Reproduce every line of the listing below character for character, omitting the picture.
....
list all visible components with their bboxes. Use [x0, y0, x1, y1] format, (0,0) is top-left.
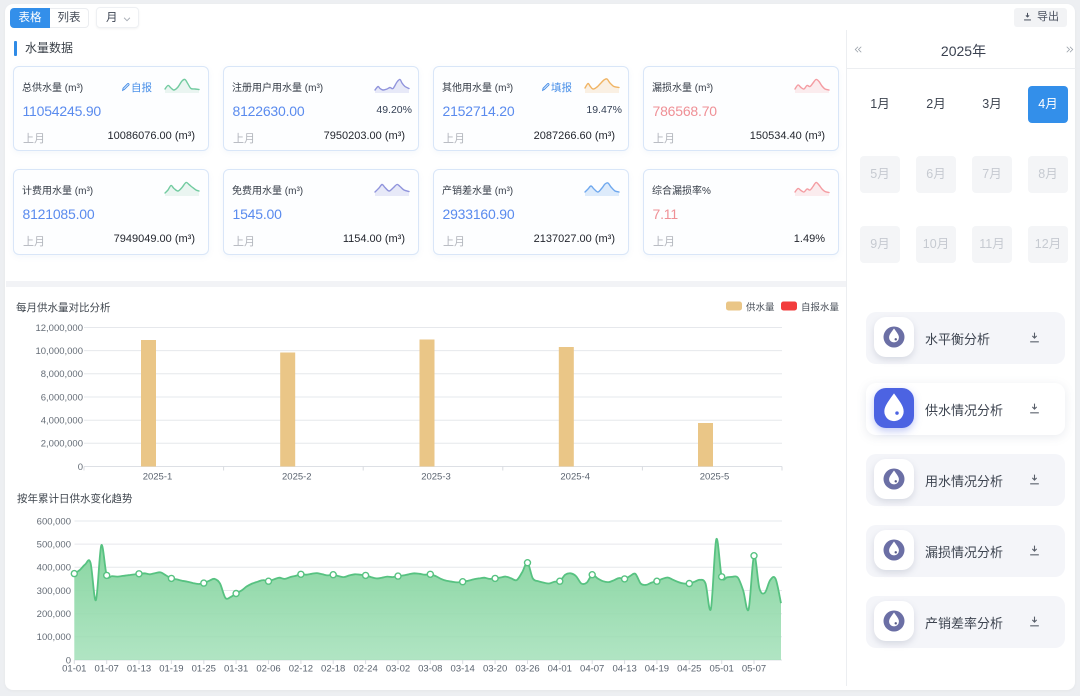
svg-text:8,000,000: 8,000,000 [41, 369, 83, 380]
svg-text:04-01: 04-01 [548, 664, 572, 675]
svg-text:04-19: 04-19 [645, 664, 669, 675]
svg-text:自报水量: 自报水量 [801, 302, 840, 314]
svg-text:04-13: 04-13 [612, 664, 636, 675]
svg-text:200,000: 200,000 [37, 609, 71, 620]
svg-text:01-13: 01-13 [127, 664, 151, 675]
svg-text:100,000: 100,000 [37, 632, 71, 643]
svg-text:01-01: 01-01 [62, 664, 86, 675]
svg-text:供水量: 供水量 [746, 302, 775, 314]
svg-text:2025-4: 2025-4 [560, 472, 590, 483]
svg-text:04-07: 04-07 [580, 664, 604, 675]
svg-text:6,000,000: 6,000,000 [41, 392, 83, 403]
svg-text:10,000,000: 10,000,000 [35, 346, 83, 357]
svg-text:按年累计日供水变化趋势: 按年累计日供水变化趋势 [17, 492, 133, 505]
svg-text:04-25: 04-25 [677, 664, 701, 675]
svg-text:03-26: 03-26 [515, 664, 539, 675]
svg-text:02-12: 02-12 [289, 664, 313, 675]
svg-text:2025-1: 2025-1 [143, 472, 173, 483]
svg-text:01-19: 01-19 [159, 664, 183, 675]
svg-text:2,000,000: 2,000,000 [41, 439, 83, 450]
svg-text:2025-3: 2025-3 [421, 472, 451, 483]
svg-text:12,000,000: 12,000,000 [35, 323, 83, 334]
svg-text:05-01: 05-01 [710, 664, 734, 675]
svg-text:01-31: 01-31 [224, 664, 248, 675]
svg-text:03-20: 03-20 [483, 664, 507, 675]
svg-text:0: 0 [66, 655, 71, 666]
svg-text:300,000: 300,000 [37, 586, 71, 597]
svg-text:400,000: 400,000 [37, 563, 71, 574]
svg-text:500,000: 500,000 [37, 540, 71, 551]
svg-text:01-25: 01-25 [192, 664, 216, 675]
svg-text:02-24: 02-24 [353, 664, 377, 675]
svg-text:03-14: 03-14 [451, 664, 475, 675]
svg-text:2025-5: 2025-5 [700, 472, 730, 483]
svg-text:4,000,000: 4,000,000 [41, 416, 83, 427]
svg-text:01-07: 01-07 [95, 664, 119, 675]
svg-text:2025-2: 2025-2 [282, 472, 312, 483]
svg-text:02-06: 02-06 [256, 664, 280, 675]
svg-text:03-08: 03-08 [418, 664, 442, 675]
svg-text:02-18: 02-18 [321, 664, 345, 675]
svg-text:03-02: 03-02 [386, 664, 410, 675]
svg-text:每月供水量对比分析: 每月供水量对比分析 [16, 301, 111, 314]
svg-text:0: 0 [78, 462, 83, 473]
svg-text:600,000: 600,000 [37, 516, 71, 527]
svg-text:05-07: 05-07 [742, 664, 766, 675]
....
SOLVED EXERCISE.
list all visible components with their bboxes. Use [x0, y0, x1, y1] format, (0,0) is top-left.
svg-text:8,000,000: 8,000,000 [41, 369, 83, 380]
svg-text:04-01: 04-01 [548, 664, 572, 675]
svg-text:04-19: 04-19 [645, 664, 669, 675]
svg-text:自报水量: 自报水量 [801, 302, 840, 314]
svg-text:04-13: 04-13 [612, 664, 636, 675]
svg-text:200,000: 200,000 [37, 609, 71, 620]
svg-text:01-13: 01-13 [127, 664, 151, 675]
svg-text:100,000: 100,000 [37, 632, 71, 643]
svg-text:01-01: 01-01 [62, 664, 86, 675]
svg-text:供水量: 供水量 [746, 302, 775, 314]
svg-text:2025-4: 2025-4 [560, 472, 590, 483]
svg-text:04-07: 04-07 [580, 664, 604, 675]
svg-text:6,000,000: 6,000,000 [41, 392, 83, 403]
svg-text:10,000,000: 10,000,000 [35, 346, 83, 357]
svg-text:按年累计日供水变化趋势: 按年累计日供水变化趋势 [17, 492, 133, 505]
svg-text:04-25: 04-25 [677, 664, 701, 675]
svg-text:03-26: 03-26 [515, 664, 539, 675]
svg-text:02-12: 02-12 [289, 664, 313, 675]
svg-text:2025-1: 2025-1 [143, 472, 173, 483]
svg-text:01-19: 01-19 [159, 664, 183, 675]
svg-text:2,000,000: 2,000,000 [41, 439, 83, 450]
svg-text:2025-3: 2025-3 [421, 472, 451, 483]
svg-text:12,000,000: 12,000,000 [35, 323, 83, 334]
svg-text:05-01: 05-01 [710, 664, 734, 675]
svg-text:01-31: 01-31 [224, 664, 248, 675]
svg-text:03-20: 03-20 [483, 664, 507, 675]
svg-text:0: 0 [66, 655, 71, 666]
svg-text:300,000: 300,000 [37, 586, 71, 597]
svg-text:400,000: 400,000 [37, 563, 71, 574]
svg-text:500,000: 500,000 [37, 540, 71, 551]
svg-text:01-25: 01-25 [192, 664, 216, 675]
svg-text:02-24: 02-24 [353, 664, 377, 675]
svg-text:03-14: 03-14 [451, 664, 475, 675]
svg-text:2025-5: 2025-5 [700, 472, 730, 483]
svg-text:4,000,000: 4,000,000 [41, 416, 83, 427]
svg-text:01-07: 01-07 [95, 664, 119, 675]
svg-text:2025-2: 2025-2 [282, 472, 312, 483]
svg-text:02-06: 02-06 [256, 664, 280, 675]
svg-text:03-08: 03-08 [418, 664, 442, 675]
svg-text:02-18: 02-18 [321, 664, 345, 675]
svg-text:03-02: 03-02 [386, 664, 410, 675]
svg-text:每月供水量对比分析: 每月供水量对比分析 [16, 301, 111, 314]
svg-text:0: 0 [78, 462, 83, 473]
svg-text:600,000: 600,000 [37, 516, 71, 527]
svg-text:05-07: 05-07 [742, 664, 766, 675]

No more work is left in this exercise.